_WHAT THE TASK REQUIRES_
What follows is a set of entries. Give them again exactly, without the pictures.

_INFORMATION GIVEN_
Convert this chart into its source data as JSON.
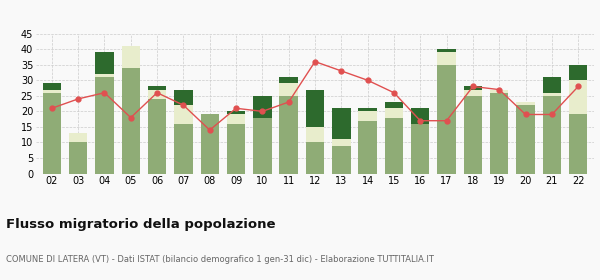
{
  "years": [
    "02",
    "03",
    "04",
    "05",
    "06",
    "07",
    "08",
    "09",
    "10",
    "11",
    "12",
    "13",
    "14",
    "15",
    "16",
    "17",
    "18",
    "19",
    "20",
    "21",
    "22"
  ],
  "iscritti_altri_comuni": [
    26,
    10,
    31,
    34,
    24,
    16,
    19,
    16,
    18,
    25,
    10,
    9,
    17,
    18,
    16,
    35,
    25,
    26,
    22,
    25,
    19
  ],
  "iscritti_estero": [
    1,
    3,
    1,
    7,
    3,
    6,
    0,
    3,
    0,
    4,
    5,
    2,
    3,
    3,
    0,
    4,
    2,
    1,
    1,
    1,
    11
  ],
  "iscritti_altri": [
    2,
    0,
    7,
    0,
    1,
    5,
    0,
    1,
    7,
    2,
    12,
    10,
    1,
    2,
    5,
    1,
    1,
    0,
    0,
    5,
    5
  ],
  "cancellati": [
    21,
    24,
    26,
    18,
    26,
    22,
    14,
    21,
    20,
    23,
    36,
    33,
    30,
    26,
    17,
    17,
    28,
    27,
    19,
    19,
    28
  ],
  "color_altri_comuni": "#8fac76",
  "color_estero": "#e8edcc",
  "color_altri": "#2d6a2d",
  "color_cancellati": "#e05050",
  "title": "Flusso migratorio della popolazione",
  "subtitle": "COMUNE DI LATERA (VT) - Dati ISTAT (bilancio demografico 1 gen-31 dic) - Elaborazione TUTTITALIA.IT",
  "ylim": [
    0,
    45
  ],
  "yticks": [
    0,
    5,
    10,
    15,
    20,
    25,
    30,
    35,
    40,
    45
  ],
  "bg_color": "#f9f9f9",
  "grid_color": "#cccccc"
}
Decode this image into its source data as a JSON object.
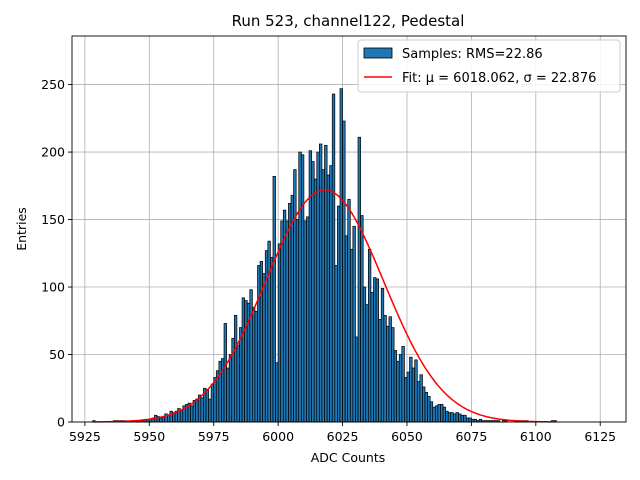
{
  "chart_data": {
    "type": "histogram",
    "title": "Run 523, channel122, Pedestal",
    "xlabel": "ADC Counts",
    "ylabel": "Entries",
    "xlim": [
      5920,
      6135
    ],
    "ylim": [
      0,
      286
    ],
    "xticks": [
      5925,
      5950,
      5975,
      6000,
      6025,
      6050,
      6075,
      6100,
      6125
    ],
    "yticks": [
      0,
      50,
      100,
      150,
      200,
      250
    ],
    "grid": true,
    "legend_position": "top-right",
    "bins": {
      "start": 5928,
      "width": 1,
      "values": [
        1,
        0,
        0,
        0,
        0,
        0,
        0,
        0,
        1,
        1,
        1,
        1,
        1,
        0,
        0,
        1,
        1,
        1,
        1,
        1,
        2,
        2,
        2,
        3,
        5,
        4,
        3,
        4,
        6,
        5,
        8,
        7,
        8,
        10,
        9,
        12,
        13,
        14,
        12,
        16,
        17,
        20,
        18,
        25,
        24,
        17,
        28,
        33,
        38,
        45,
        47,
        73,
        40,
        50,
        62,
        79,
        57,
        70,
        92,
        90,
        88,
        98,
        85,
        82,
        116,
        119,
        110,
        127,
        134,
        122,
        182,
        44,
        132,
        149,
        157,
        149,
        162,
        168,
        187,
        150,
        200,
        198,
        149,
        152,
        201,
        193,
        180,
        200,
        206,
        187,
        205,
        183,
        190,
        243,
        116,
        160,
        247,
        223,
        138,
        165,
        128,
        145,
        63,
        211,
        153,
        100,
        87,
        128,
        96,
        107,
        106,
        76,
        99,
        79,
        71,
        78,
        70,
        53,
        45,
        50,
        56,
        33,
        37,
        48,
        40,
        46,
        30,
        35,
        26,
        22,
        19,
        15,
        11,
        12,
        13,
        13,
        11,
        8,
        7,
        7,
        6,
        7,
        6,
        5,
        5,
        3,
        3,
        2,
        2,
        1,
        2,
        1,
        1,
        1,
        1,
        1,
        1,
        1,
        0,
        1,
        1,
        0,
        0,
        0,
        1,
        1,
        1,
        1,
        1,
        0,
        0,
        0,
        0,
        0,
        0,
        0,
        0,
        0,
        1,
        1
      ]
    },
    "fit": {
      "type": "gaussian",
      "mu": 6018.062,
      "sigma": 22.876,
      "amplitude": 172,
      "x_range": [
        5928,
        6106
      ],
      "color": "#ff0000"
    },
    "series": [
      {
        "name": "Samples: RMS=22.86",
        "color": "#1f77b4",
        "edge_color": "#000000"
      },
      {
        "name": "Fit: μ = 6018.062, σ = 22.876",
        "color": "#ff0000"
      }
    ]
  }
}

_ANSWER FOR THIS EXERCISE_
Convert this chart into its source data as JSON.
{
  "years": [
    "02",
    "03",
    "04",
    "05",
    "06",
    "07",
    "08",
    "09",
    "10",
    "11",
    "12",
    "13",
    "14",
    "15",
    "16",
    "17",
    "18",
    "19",
    "20",
    "21",
    "22"
  ],
  "iscritti_altri_comuni": [
    26,
    10,
    31,
    34,
    24,
    16,
    19,
    16,
    18,
    25,
    10,
    9,
    17,
    18,
    16,
    35,
    25,
    26,
    22,
    25,
    19
  ],
  "iscritti_estero": [
    1,
    3,
    1,
    7,
    3,
    6,
    0,
    3,
    0,
    4,
    5,
    2,
    3,
    3,
    0,
    4,
    2,
    1,
    1,
    1,
    11
  ],
  "iscritti_altri": [
    2,
    0,
    7,
    0,
    1,
    5,
    0,
    1,
    7,
    2,
    12,
    10,
    1,
    2,
    5,
    1,
    1,
    0,
    0,
    5,
    5
  ],
  "cancellati": [
    21,
    24,
    26,
    18,
    26,
    22,
    14,
    21,
    20,
    23,
    36,
    33,
    30,
    26,
    17,
    17,
    28,
    27,
    19,
    19,
    28
  ],
  "color_altri_comuni": "#8fac76",
  "color_estero": "#e8edcc",
  "color_altri": "#2d6a2d",
  "color_cancellati": "#e05050",
  "title": "Flusso migratorio della popolazione",
  "subtitle": "COMUNE DI LATERA (VT) - Dati ISTAT (bilancio demografico 1 gen-31 dic) - Elaborazione TUTTITALIA.IT",
  "ylim": [
    0,
    45
  ],
  "yticks": [
    0,
    5,
    10,
    15,
    20,
    25,
    30,
    35,
    40,
    45
  ],
  "bg_color": "#f9f9f9",
  "grid_color": "#cccccc"
}
Decode this image into its source data as a JSON object.
{
  "chart_data": {
    "type": "histogram",
    "title": "Run 523, channel122, Pedestal",
    "xlabel": "ADC Counts",
    "ylabel": "Entries",
    "xlim": [
      5920,
      6135
    ],
    "ylim": [
      0,
      286
    ],
    "xticks": [
      5925,
      5950,
      5975,
      6000,
      6025,
      6050,
      6075,
      6100,
      6125
    ],
    "yticks": [
      0,
      50,
      100,
      150,
      200,
      250
    ],
    "grid": true,
    "legend_position": "top-right",
    "bins": {
      "start": 5928,
      "width": 1,
      "values": [
        1,
        0,
        0,
        0,
        0,
        0,
        0,
        0,
        1,
        1,
        1,
        1,
        1,
        0,
        0,
        1,
        1,
        1,
        1,
        1,
        2,
        2,
        2,
        3,
        5,
        4,
        3,
        4,
        6,
        5,
        8,
        7,
        8,
        10,
        9,
        12,
        13,
        14,
        12,
        16,
        17,
        20,
        18,
        25,
        24,
        17,
        28,
        33,
        38,
        45,
        47,
        73,
        40,
        50,
        62,
        79,
        57,
        70,
        92,
        90,
        88,
        98,
        85,
        82,
        116,
        119,
        110,
        127,
        134,
        122,
        182,
        44,
        132,
        149,
        157,
        149,
        162,
        168,
        187,
        150,
        200,
        198,
        149,
        152,
        201,
        193,
        180,
        200,
        206,
        187,
        205,
        183,
        190,
        243,
        116,
        160,
        247,
        223,
        138,
        165,
        128,
        145,
        63,
        211,
        153,
        100,
        87,
        128,
        96,
        107,
        106,
        76,
        99,
        79,
        71,
        78,
        70,
        53,
        45,
        50,
        56,
        33,
        37,
        48,
        40,
        46,
        30,
        35,
        26,
        22,
        19,
        15,
        11,
        12,
        13,
        13,
        11,
        8,
        7,
        7,
        6,
        7,
        6,
        5,
        5,
        3,
        3,
        2,
        2,
        1,
        2,
        1,
        1,
        1,
        1,
        1,
        1,
        1,
        0,
        1,
        1,
        0,
        0,
        0,
        1,
        1,
        1,
        1,
        1,
        0,
        0,
        0,
        0,
        0,
        0,
        0,
        0,
        0,
        1,
        1
      ]
    },
    "fit": {
      "type": "gaussian",
      "mu": 6018.062,
      "sigma": 22.876,
      "amplitude": 172,
      "x_range": [
        5928,
        6106
      ],
      "color": "#ff0000"
    },
    "series": [
      {
        "name": "Samples: RMS=22.86",
        "color": "#1f77b4",
        "edge_color": "#000000"
      },
      {
        "name": "Fit: μ = 6018.062, σ = 22.876",
        "color": "#ff0000"
      }
    ]
  }
}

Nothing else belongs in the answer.